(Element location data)

· · · · · · ·

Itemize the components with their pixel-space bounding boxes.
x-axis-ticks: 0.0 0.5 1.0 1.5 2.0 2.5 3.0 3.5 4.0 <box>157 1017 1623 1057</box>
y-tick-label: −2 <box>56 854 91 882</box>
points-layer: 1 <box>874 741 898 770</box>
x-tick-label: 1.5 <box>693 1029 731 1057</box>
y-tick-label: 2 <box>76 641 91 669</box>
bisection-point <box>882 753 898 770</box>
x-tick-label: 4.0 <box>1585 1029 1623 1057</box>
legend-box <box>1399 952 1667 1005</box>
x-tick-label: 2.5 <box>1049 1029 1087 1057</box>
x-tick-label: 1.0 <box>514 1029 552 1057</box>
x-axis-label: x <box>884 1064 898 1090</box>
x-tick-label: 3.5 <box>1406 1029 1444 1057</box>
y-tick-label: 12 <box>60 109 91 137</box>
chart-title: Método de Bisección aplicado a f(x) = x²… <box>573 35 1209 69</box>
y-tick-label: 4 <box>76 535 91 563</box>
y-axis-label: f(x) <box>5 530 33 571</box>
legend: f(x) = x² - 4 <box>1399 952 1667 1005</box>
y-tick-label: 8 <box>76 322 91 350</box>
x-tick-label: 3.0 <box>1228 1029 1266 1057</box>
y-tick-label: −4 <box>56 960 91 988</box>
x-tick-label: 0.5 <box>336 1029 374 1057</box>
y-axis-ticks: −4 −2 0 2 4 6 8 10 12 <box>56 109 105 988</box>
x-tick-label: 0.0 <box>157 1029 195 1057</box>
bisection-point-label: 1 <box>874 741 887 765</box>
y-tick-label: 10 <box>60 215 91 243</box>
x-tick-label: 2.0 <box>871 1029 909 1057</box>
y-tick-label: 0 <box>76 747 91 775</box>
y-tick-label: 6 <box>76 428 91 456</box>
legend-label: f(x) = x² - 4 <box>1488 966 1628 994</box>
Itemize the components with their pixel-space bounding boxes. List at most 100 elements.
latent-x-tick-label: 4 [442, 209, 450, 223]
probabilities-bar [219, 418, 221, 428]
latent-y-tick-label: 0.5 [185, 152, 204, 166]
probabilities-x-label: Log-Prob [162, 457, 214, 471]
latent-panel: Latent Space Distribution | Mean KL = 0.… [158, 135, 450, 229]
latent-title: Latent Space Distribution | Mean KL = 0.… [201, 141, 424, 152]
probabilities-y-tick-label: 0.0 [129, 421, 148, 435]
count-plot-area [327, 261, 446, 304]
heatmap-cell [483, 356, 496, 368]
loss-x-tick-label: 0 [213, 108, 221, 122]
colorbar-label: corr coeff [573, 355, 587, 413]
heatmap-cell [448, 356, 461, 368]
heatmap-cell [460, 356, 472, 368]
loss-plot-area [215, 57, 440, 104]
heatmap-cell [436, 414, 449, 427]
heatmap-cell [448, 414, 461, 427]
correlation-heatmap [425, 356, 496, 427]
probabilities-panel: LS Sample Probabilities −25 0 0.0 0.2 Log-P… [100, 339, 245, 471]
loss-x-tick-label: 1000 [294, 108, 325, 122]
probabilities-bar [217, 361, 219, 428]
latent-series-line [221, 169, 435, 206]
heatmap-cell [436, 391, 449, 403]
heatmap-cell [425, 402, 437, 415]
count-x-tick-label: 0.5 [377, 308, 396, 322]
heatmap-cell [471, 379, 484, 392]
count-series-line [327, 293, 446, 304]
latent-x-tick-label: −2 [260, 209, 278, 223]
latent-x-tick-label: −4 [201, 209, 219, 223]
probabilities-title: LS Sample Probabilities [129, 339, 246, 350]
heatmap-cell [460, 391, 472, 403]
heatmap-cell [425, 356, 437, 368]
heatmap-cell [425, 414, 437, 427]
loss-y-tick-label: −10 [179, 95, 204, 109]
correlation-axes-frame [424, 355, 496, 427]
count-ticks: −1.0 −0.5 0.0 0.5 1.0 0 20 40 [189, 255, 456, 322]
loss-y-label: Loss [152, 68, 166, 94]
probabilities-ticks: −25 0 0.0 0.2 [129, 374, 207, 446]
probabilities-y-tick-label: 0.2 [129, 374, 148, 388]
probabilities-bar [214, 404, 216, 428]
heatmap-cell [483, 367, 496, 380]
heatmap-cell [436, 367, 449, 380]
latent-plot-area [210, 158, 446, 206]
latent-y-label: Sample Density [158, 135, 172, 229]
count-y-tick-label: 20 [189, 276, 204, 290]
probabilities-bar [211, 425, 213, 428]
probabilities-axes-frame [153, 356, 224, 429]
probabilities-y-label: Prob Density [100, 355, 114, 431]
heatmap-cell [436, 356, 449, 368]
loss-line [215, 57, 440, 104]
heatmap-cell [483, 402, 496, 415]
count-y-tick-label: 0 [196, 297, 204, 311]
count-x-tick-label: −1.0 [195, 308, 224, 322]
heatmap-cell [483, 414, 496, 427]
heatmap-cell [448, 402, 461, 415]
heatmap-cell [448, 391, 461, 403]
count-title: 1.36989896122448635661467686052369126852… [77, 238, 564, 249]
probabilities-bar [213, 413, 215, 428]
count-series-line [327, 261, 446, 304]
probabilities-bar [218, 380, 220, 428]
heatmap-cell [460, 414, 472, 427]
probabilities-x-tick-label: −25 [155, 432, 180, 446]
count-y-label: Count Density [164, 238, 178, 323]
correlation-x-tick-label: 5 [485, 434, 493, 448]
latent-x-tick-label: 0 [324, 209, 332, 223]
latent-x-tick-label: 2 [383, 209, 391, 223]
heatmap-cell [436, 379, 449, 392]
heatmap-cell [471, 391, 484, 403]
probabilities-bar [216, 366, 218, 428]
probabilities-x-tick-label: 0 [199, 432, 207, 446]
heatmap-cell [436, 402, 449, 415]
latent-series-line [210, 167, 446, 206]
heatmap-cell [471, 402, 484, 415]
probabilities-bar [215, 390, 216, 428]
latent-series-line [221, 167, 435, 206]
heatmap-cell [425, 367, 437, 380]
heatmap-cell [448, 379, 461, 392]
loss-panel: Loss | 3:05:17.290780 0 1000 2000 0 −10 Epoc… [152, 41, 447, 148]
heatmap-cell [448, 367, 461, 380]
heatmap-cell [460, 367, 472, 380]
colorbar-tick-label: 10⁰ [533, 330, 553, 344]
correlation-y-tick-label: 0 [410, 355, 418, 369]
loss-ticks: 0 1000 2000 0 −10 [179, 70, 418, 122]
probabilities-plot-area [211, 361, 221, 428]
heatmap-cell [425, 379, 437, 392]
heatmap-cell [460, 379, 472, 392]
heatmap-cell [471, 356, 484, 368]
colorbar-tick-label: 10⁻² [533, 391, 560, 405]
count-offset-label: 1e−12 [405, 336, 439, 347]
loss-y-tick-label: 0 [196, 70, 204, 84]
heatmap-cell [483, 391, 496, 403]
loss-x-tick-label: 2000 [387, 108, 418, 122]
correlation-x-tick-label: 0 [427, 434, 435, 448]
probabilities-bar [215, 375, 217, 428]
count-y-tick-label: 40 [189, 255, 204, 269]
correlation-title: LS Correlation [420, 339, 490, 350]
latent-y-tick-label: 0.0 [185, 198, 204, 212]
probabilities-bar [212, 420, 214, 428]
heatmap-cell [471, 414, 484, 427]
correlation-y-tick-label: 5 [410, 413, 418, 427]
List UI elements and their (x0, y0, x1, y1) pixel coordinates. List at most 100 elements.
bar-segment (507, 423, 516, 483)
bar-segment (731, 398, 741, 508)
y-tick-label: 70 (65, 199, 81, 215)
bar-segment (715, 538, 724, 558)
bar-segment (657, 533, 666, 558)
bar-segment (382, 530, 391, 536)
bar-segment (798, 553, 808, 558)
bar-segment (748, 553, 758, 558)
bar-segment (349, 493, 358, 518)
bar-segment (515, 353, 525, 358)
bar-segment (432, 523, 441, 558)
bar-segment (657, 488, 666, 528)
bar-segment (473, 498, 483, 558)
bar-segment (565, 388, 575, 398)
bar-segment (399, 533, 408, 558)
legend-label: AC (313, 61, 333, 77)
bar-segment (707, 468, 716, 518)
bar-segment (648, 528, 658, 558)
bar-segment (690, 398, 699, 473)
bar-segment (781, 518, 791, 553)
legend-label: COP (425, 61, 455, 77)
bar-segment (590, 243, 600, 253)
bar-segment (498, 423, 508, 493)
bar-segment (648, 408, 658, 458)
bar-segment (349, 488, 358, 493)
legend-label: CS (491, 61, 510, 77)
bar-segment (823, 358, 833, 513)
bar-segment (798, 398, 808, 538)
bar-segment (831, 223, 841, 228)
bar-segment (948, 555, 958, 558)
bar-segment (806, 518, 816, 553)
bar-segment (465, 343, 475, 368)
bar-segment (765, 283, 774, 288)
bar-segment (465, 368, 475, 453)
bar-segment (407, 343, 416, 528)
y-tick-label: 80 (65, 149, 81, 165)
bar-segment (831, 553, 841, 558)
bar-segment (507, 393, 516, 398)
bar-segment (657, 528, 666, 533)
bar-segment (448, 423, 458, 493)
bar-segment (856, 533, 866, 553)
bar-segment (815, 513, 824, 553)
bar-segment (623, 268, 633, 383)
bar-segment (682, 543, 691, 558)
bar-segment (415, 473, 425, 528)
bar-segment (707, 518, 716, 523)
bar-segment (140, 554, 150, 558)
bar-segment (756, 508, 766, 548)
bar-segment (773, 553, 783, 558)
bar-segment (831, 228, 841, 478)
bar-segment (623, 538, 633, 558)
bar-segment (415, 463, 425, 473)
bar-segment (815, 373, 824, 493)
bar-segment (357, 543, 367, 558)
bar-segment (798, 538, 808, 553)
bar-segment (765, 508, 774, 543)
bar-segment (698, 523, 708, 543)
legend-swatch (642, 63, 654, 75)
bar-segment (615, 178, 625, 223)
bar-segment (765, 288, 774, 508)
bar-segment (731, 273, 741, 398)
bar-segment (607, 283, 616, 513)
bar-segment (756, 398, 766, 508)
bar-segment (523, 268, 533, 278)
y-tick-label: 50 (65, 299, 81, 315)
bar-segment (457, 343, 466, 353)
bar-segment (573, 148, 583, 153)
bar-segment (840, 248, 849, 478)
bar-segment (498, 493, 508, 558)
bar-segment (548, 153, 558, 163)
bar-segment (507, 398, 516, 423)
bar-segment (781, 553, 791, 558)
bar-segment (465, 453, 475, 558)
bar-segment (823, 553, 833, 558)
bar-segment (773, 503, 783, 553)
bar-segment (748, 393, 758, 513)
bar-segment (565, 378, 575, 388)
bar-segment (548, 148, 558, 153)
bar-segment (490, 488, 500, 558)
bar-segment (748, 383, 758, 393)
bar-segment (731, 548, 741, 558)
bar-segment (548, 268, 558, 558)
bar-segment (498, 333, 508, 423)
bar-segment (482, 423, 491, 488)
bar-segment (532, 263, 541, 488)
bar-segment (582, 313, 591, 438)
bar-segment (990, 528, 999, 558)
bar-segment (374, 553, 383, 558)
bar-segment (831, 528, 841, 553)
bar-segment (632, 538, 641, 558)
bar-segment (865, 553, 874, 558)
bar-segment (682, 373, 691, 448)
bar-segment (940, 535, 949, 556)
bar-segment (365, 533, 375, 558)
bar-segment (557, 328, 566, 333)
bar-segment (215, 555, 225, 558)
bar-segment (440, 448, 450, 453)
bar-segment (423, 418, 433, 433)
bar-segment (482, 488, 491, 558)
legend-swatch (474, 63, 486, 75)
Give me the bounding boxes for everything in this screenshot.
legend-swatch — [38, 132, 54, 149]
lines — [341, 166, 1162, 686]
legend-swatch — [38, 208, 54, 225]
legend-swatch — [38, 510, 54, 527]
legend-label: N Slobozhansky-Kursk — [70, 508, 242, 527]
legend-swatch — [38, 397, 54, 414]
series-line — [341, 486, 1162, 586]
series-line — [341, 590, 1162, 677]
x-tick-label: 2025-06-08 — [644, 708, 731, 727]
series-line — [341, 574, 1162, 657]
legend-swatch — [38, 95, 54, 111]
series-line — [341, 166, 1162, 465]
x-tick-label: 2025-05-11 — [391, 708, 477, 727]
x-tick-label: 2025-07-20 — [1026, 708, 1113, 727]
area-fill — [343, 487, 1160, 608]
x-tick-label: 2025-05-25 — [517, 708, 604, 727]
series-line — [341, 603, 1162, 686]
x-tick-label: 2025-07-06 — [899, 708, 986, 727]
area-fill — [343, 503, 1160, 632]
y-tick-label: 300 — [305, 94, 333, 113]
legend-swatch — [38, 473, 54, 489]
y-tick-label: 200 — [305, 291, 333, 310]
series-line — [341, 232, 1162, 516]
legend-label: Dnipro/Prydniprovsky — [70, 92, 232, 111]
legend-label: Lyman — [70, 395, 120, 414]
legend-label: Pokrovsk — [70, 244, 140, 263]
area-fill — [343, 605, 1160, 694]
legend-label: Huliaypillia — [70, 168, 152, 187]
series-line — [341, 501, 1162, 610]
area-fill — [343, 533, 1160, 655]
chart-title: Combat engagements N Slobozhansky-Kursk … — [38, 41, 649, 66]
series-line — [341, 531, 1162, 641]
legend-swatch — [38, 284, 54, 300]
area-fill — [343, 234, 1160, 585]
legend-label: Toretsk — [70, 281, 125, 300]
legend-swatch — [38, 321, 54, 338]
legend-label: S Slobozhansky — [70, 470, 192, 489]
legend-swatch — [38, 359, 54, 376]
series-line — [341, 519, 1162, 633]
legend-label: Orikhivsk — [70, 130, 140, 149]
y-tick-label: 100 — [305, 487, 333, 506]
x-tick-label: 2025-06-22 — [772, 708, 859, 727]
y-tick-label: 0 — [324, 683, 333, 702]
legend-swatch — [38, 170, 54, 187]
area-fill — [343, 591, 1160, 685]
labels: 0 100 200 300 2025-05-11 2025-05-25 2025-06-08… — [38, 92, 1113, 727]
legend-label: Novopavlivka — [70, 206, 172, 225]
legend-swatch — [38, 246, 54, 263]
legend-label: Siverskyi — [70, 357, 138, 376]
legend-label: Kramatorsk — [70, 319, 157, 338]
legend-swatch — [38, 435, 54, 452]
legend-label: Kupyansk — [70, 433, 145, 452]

· · · · · · ·

Put the stretch from the start of the items through the line containing "x-tick-label: 0.5 <box>336", both ends included, into a Markdown table with the columns No. and Line. Give one row per line, numbered in order, and leave out any blank lines.

# [Written answer]
| No. | Line |
|---|---|
| 1 | Itemize the components with their pixel-space bounding boxes. |
| 2 | x-axis-ticks: 0.0 0.5 1.0 1.5 2.0 2.5 3.0 3.5 4.0 <box>157 1017 1623 1057</box> |
| 3 | y-tick-label: −2 <box>56 854 91 882</box> |
| 4 | points-layer: 1 <box>874 741 898 770</box> |
| 5 | x-tick-label: 1.5 <box>693 1029 731 1057</box> |
| 6 | y-tick-label: 2 <box>76 641 91 669</box> |
| 7 | bisection-point <box>882 753 898 770</box> |
| 8 | x-tick-label: 4.0 <box>1585 1029 1623 1057</box> |
| 9 | legend-box <box>1399 952 1667 1005</box> |
| 10 | x-tick-label: 2.5 <box>1049 1029 1087 1057</box> |
| 11 | x-tick-label: 1.0 <box>514 1029 552 1057</box> |
| 12 | x-axis-label: x <box>884 1064 898 1090</box> |
| 13 | x-tick-label: 3.5 <box>1406 1029 1444 1057</box> |
| 14 | y-tick-label: 12 <box>60 109 91 137</box> |
| 15 | chart-title: Método de Bisección aplicado a f(x) = x²… <box>573 35 1209 69</box> |
| 16 | y-tick-label: 4 <box>76 535 91 563</box> |
| 17 | y-axis-label: f(x) <box>5 530 33 571</box> |
| 18 | legend: f(x) = x² - 4 <box>1399 952 1667 1005</box> |
| 19 | y-tick-label: 8 <box>76 322 91 350</box> |
| 20 | x-tick-label: 3.0 <box>1228 1029 1266 1057</box> |
| 21 | y-tick-label: −4 <box>56 960 91 988</box> |
| 22 | x-tick-label: 0.5 <box>336 1029 374 1057</box> |